--- Problem requirements ---
Take the data below and repeat it exactly.

Figure record extracts

···

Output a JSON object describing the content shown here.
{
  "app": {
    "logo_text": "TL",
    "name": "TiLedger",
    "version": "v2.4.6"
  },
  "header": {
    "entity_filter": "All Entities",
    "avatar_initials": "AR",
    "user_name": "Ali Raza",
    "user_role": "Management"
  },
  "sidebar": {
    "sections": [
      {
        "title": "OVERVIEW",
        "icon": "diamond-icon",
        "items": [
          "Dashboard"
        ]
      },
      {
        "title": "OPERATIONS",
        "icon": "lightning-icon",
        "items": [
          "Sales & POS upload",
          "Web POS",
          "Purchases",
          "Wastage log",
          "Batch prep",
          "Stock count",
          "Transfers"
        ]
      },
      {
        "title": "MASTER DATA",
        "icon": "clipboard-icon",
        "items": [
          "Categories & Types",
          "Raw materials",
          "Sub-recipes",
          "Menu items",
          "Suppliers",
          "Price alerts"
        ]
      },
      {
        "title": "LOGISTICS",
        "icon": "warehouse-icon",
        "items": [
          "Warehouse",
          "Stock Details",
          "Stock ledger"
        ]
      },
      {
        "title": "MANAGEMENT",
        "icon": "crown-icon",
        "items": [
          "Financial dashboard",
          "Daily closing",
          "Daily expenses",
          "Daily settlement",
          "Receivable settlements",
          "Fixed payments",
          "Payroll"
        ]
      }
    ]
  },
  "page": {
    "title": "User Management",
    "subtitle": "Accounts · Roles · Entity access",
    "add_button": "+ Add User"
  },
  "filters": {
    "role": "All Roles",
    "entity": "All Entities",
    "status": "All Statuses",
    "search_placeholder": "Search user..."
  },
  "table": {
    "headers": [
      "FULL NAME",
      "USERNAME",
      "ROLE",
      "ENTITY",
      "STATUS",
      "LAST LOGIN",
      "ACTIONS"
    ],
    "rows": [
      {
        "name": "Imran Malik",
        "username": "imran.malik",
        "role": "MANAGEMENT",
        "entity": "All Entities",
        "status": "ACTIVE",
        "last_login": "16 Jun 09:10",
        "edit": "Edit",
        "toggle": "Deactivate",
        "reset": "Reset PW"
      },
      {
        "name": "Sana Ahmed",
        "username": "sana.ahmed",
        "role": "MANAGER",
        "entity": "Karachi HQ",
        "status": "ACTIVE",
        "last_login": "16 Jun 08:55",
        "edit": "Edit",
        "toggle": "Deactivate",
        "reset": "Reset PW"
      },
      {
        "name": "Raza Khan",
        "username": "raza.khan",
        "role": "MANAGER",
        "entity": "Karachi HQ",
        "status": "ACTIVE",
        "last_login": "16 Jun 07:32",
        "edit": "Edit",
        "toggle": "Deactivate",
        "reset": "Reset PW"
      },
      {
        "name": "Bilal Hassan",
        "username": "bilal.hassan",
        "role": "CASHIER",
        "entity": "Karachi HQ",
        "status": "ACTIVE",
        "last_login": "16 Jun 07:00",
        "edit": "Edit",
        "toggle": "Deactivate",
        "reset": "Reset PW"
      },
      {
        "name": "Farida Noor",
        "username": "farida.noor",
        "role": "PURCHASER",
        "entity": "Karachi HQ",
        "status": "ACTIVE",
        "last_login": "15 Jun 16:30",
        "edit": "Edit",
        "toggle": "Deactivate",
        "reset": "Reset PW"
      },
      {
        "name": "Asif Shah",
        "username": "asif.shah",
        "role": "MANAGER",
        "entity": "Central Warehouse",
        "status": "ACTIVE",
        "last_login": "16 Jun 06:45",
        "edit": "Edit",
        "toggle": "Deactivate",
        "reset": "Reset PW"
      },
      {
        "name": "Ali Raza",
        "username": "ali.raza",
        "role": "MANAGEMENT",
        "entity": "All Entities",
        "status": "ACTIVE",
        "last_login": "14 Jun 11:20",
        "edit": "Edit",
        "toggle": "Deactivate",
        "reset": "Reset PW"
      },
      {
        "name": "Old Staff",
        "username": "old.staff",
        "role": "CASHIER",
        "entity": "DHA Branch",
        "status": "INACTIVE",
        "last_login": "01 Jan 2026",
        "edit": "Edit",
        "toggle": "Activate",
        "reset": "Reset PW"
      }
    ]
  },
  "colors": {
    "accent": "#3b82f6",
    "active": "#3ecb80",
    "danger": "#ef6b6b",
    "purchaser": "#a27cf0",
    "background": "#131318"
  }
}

···

--- Answer to the task ---
Output a JSON object describing the content shown here.
{
  "app": {
    "logo_text": "TL",
    "name": "TiLedger",
    "version": "v2.4.6"
  },
  "header": {
    "entity_filter": "All Entities",
    "avatar_initials": "AR",
    "user_name": "Ali Raza",
    "user_role": "Management"
  },
  "sidebar": {
    "sections": [
      {
        "title": "OVERVIEW",
        "icon": "diamond-icon",
        "items": [
          "Dashboard"
        ]
      },
      {
        "title": "OPERATIONS",
        "icon": "lightning-icon",
        "items": [
          "Sales & POS upload",
          "Web POS",
          "Purchases",
          "Wastage log",
          "Batch prep",
          "Stock count",
          "Transfers"
        ]
      },
      {
        "title": "MASTER DATA",
        "icon": "clipboard-icon",
        "items": [
          "Categories & Types",
          "Raw materials",
          "Sub-recipes",
          "Menu items",
          "Suppliers",
          "Price alerts"
        ]
      },
      {
        "title": "LOGISTICS",
        "icon": "warehouse-icon",
        "items": [
          "Warehouse",
          "Stock Details",
          "Stock ledger"
        ]
      },
      {
        "title": "MANAGEMENT",
        "icon": "crown-icon",
        "items": [
          "Financial dashboard",
          "Daily closing",
          "Daily expenses",
          "Daily settlement",
          "Receivable settlements",
          "Fixed payments",
          "Payroll"
        ]
      }
    ]
  },
  "page": {
    "title": "User Management",
    "subtitle": "Accounts · Roles · Entity access",
    "add_button": "+ Add User"
  },
  "filters": {
    "role": "All Roles",
    "entity": "All Entities",
    "status": "All Statuses",
    "search_placeholder": "Search user..."
  },
  "table": {
    "headers": [
      "FULL NAME",
      "USERNAME",
      "ROLE",
      "ENTITY",
      "STATUS",
      "LAST LOGIN",
      "ACTIONS"
    ],
    "rows": [
      {
        "name": "Imran Malik",
        "username": "imran.malik",
        "role": "MANAGEMENT",
        "entity": "All Entities",
        "status": "ACTIVE",
        "last_login": "16 Jun 09:10",
        "edit": "Edit",
        "toggle": "Deactivate",
        "reset": "Reset PW"
      },
      {
        "name": "Sana Ahmed",
        "username": "sana.ahmed",
        "role": "MANAGER",
        "entity": "Karachi HQ",
        "status": "ACTIVE",
        "last_login": "16 Jun 08:55",
        "edit": "Edit",
        "toggle": "Deactivate",
        "reset": "Reset PW"
      },
      {
        "name": "Raza Khan",
        "username": "raza.khan",
        "role": "MANAGER",
        "entity": "Karachi HQ",
        "status": "ACTIVE",
        "last_login": "16 Jun 07:32",
        "edit": "Edit",
        "toggle": "Deactivate",
        "reset": "Reset PW"
      },
      {
        "name": "Bilal Hassan",
        "username": "bilal.hassan",
        "role": "CASHIER",
        "entity": "Karachi HQ",
        "status": "ACTIVE",
        "last_login": "16 Jun 07:00",
        "edit": "Edit",
        "toggle": "Deactivate",
        "reset": "Reset PW"
      },
      {
        "name": "Farida Noor",
        "username": "farida.noor",
        "role": "PURCHASER",
        "entity": "Karachi HQ",
        "status": "ACTIVE",
        "last_login": "15 Jun 16:30",
        "edit": "Edit",
        "toggle": "Deactivate",
        "reset": "Reset PW"
      },
      {
        "name": "Asif Shah",
        "username": "asif.shah",
        "role": "MANAGER",
        "entity": "Central Warehouse",
        "status": "ACTIVE",
        "last_login": "16 Jun 06:45",
        "edit": "Edit",
        "toggle": "Deactivate",
        "reset": "Reset PW"
      },
      {
        "name": "Ali Raza",
        "username": "ali.raza",
        "role": "MANAGEMENT",
        "entity": "All Entities",
        "status": "ACTIVE",
        "last_login": "14 Jun 11:20",
        "edit": "Edit",
        "toggle": "Deactivate",
        "reset": "Reset PW"
      },
      {
        "name": "Old Staff",
        "username": "old.staff",
        "role": "CASHIER",
        "entity": "DHA Branch",
        "status": "INACTIVE",
        "last_login": "01 Jan 2026",
        "edit": "Edit",
        "toggle": "Activate",
        "reset": "Reset PW"
      }
    ]
  },
  "colors": {
    "accent": "#3b82f6",
    "active": "#3ecb80",
    "danger": "#ef6b6b",
    "purchaser": "#a27cf0",
    "background": "#131318"
  }
}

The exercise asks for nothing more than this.